178 points| jayair | 5 years ago | reply

Hi HN, we are Jay and Frank from Seed (https://seed.run).

We've built a service that makes it easy to manage a CI/CD pipeline for serverless apps on AWS. There are no build scripts and our custom deployment infrastructure can speed up your deployments almost 100x by incrementally deploying your services and Lambda functions.

For some background, Serverless is an execution model where you send a cloud provider (AWS in this case), a piece of code (called an AWS Lambda function). The cloud provider is responsible for executing it and scaling it to respond to the traffic needs. And you are billed for the exact number of milliseconds of execution.

Back in 2016 we were really excited to discover serverless and the idea that you could just focus on your code. So we wrote a guide to show people how to build full-stack serverless applications — https://serverless-stack.com. But once we started using serverless internally, we started hitting all the operational issues that come with it.

Serverless Framework apps are typically made up of multiple services (20-40), where each service might have 10-20 Lambda functions. To deploy a service, you need to package each Lambda function (generate a zip of the source). This can take 3-5 mins. So the entire app might take over 45 mins to deploy!

To fix this, people write scripts to deploy services concurrently. But some might need to be deployed after others, or in a specific order. And if a large number of services are deployed concurrently, you tend to run into rate-limit errors (at least in the AWS case)—meaning your scripts need to handle retries. Your services might also be deployed to multiple environments in different AWS accounts, or regions. It gets complicated! Managing a CI/CD pipeline for these apps can be difficult, and the build scripts can get large and hard to maintain.

#### Stored rows:
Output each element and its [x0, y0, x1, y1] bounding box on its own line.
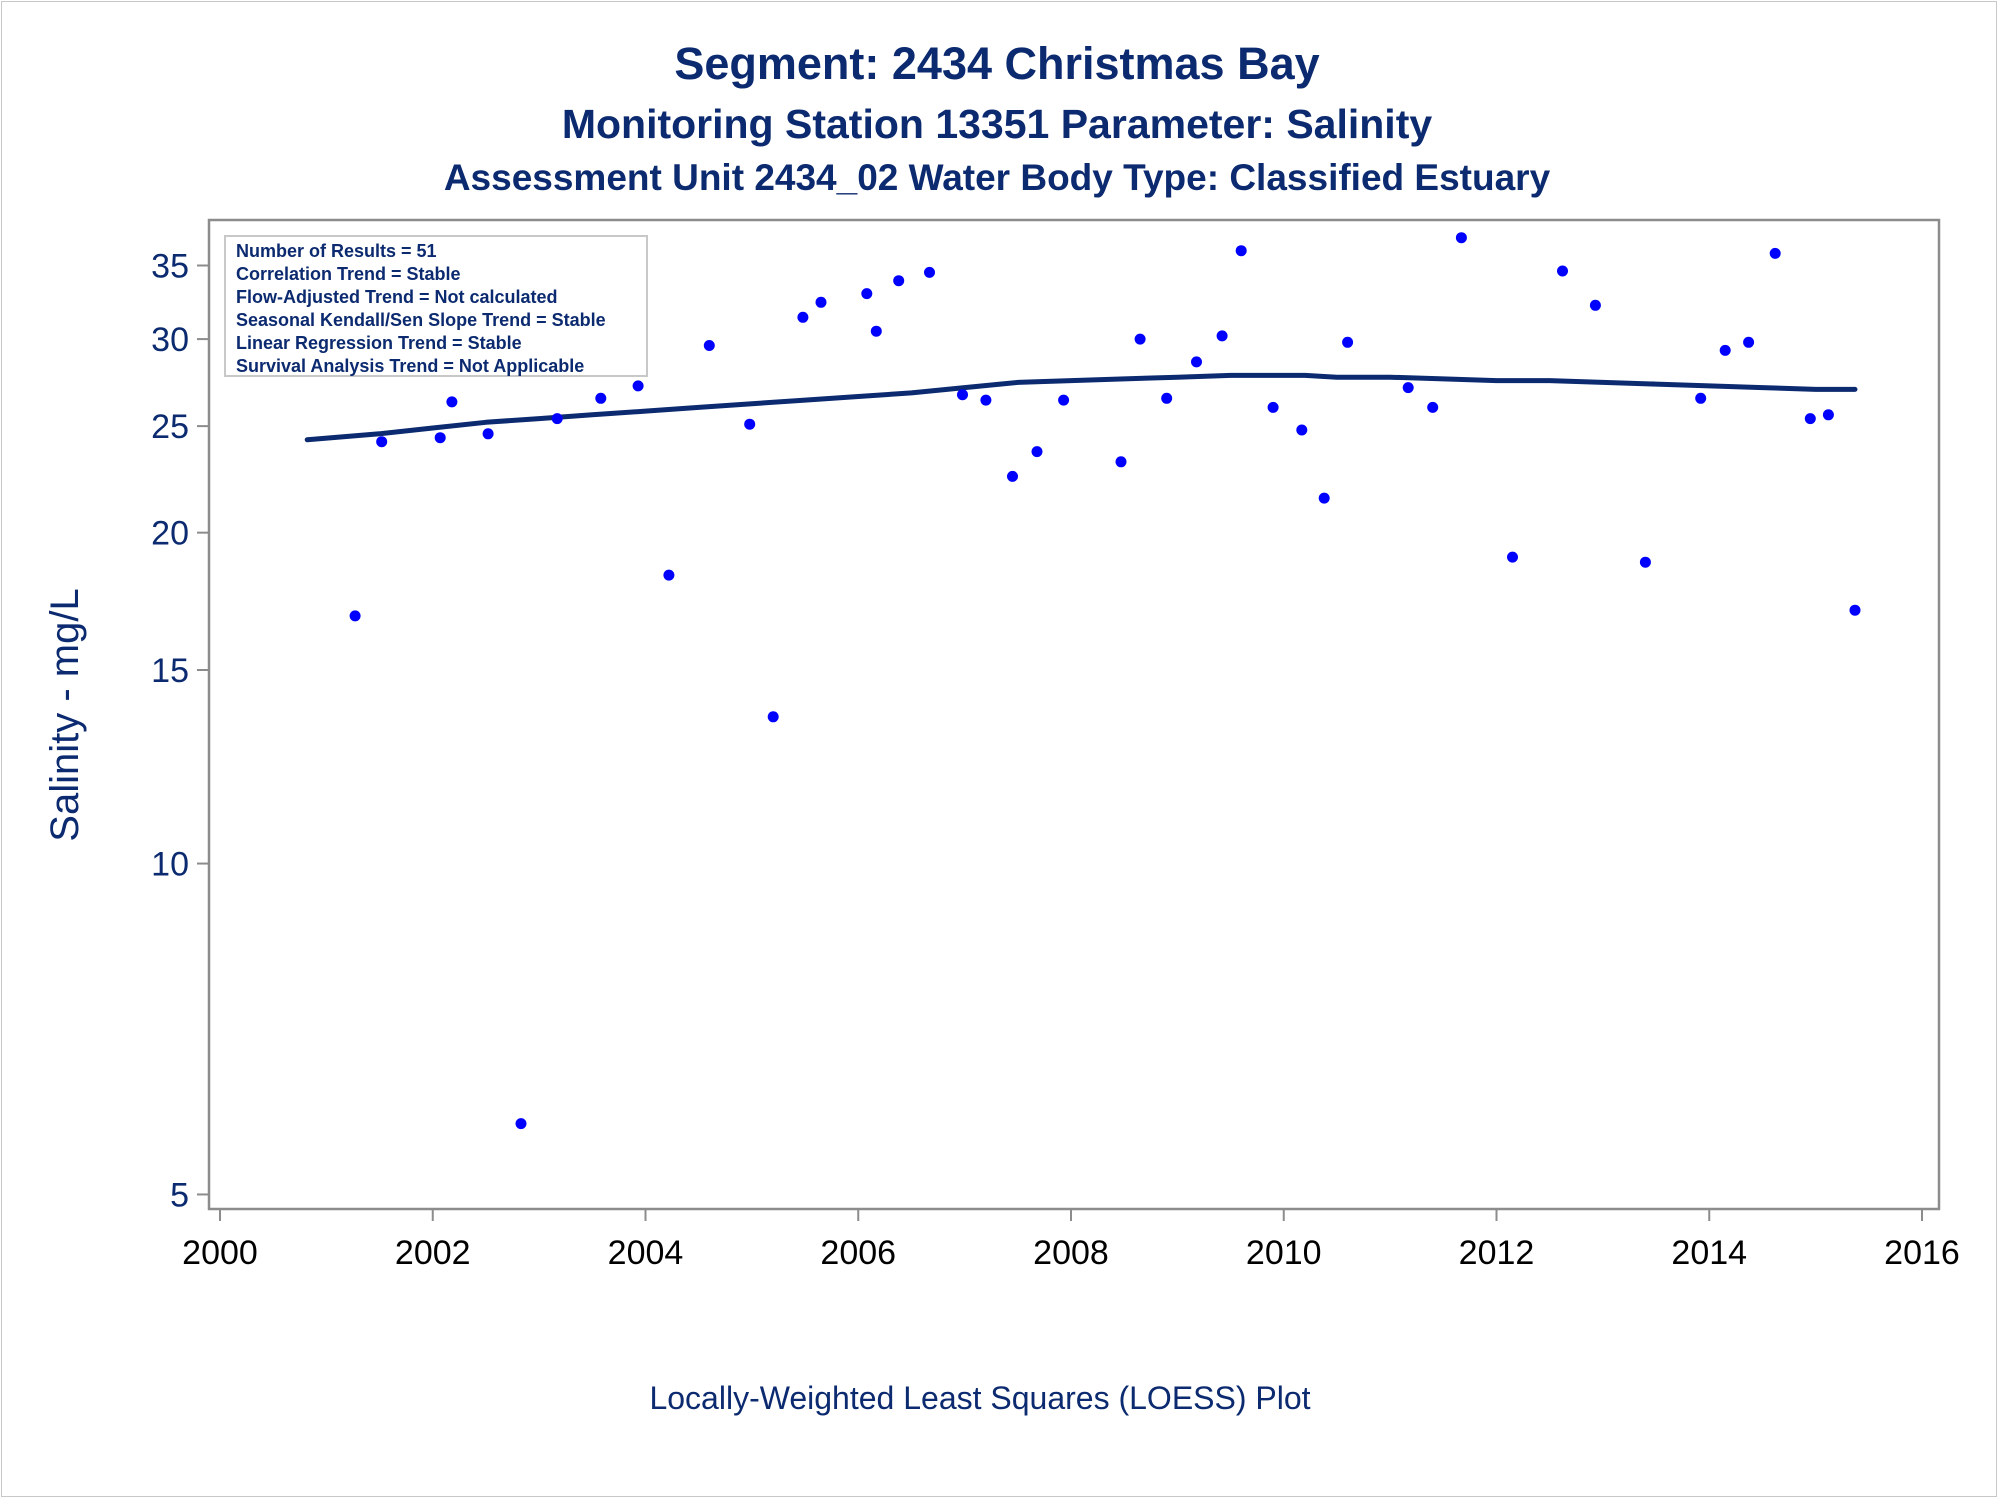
- data-point: [515, 1118, 527, 1130]
- stats-box-frame: [224, 235, 648, 377]
- data-point: [595, 392, 607, 404]
- loess-layer: [304, 372, 1858, 443]
- stats-line: Survival Analysis Trend = Not Applicable: [236, 356, 584, 376]
- data-point: [1849, 604, 1861, 616]
- data-point: [1058, 394, 1070, 406]
- data-point: [1427, 401, 1439, 413]
- stats-line: Linear Regression Trend = Stable: [236, 333, 522, 353]
- data-point: [767, 711, 779, 723]
- data-point: [1639, 556, 1651, 568]
- chart-subtitle-2: Assessment Unit 2434_02 Water Body Type:…: [443, 157, 1551, 198]
- data-point: [870, 325, 882, 337]
- x-tick-label: 2010: [1246, 1234, 1322, 1272]
- data-point: [632, 380, 644, 392]
- data-point: [797, 311, 809, 323]
- stats-line: Seasonal Kendall/Sen Slope Trend = Stabl…: [236, 310, 606, 330]
- y-tick-label: 30: [151, 321, 189, 359]
- data-point: [1695, 392, 1707, 404]
- x-tick-label: 2014: [1671, 1234, 1747, 1272]
- data-point: [1804, 413, 1816, 425]
- data-point: [349, 610, 361, 622]
- y-tick-label: 25: [151, 408, 189, 446]
- data-point: [1191, 356, 1202, 368]
- chart-subtitle: Monitoring Station 13351 Parameter: Sali…: [561, 101, 1433, 147]
- data-point: [663, 569, 675, 581]
- stats-line: Number of Results = 51: [236, 241, 437, 261]
- data-point: [1115, 456, 1127, 468]
- y-axis: 5 10 15 20 25 30 35: [151, 248, 209, 1214]
- data-point: [1031, 446, 1043, 458]
- chart-title: Segment: 2434 Christmas Bay: [674, 38, 1320, 89]
- data-point: [1267, 401, 1279, 413]
- data-point: [1822, 409, 1834, 421]
- x-tick-label: 2002: [395, 1234, 471, 1272]
- data-point: [1342, 336, 1354, 348]
- data-point: [1455, 232, 1467, 244]
- x-tick-label: 2008: [1033, 1234, 1109, 1272]
- loess-curve: [304, 372, 1858, 443]
- data-point: [434, 432, 446, 444]
- data-point: [893, 275, 905, 287]
- x-axis: 2000 2002 2004 2006 2008 2010 2012 2014 2016: [182, 1209, 1960, 1272]
- y-tick-label: 20: [151, 515, 189, 553]
- data-point: [1216, 330, 1228, 342]
- stats-line: Correlation Trend = Stable: [236, 264, 461, 284]
- data-point: [1161, 392, 1173, 404]
- data-point: [1007, 470, 1018, 482]
- data-point: [1318, 492, 1330, 504]
- data-point: [1296, 424, 1308, 436]
- x-tick-label: 2000: [182, 1234, 258, 1272]
- data-point: [1743, 336, 1755, 348]
- data-point: [861, 288, 873, 300]
- data-point: [551, 413, 563, 425]
- data-point: [815, 296, 827, 308]
- data-point: [980, 394, 992, 406]
- data-point: [1557, 265, 1568, 277]
- data-point: [1402, 382, 1414, 394]
- y-axis-label: Salinity - mg/L: [43, 588, 87, 841]
- data-point: [1719, 344, 1731, 356]
- data-point: [1589, 299, 1601, 311]
- data-point: [1235, 245, 1247, 257]
- data-point: [1769, 247, 1781, 259]
- stats-line: Flow-Adjusted Trend = Not calculated: [236, 287, 558, 307]
- y-tick-label: 35: [151, 248, 189, 286]
- x-tick-label: 2012: [1459, 1234, 1535, 1272]
- x-tick-label: 2006: [820, 1234, 896, 1272]
- y-tick-label: 5: [170, 1176, 189, 1214]
- data-point: [446, 396, 458, 408]
- data-point: [1134, 333, 1146, 345]
- y-tick-label: 15: [151, 652, 189, 690]
- data-point: [957, 389, 968, 401]
- stats-box: Number of Results = 51 Correlation Trend …: [224, 235, 648, 377]
- x-tick-label: 2004: [608, 1234, 684, 1272]
- y-tick-label: 10: [151, 846, 189, 884]
- data-point: [482, 428, 494, 440]
- footnote: Locally-Weighted Least Squares (LOESS) P…: [649, 1380, 1311, 1416]
- data-point: [376, 436, 388, 448]
- data-point: [1507, 551, 1518, 563]
- data-point: [744, 418, 756, 430]
- data-point: [924, 266, 935, 278]
- x-tick-label: 2016: [1884, 1234, 1960, 1272]
- data-point: [703, 340, 715, 351]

#### Set of tasks:
1. According to the Hi HN post introducing Seed, how long can packaging each Lambda function take?
2. Write the next few paragraphs of the Hi HN post introducing Seed, picking up after its final sentence.

#### Answers to the tasks:
1. 3 to 5 minutes.

2.
We spoke to folks in the community who were using serverless in production and found that this was a common issue, so we decided to fix it. We've built a fully-managed CI/CD pipeline specifically for Serverless Framework and CDK apps on AWS. We support deploying to multiple environments, regions, using most common git workflows. There's no need for a build script. You connect your git repo, point to the services, add your environments, and specify the order in which you want your services to be deployed. And Seed does the rest. It'll concurrently and reliably (handle any retries) deploy all your services. It'll also remove the services reliably when a branch is removed or a PR is closed.

Recently we launched incremental deploys, which can really speed up deployments. We do this by checking which services have been updated, and which of the Lambda functions in those services need to be deployed. We internally store the checksums for the Lambda function packages and concurrently do these checks. We then deploy only those Lambda functions that've been updated. We've also optimized the way the dependencies (node_modules) in your apps are cached and installed. We download and restore them asynchronously, so they are not blocking the build steps.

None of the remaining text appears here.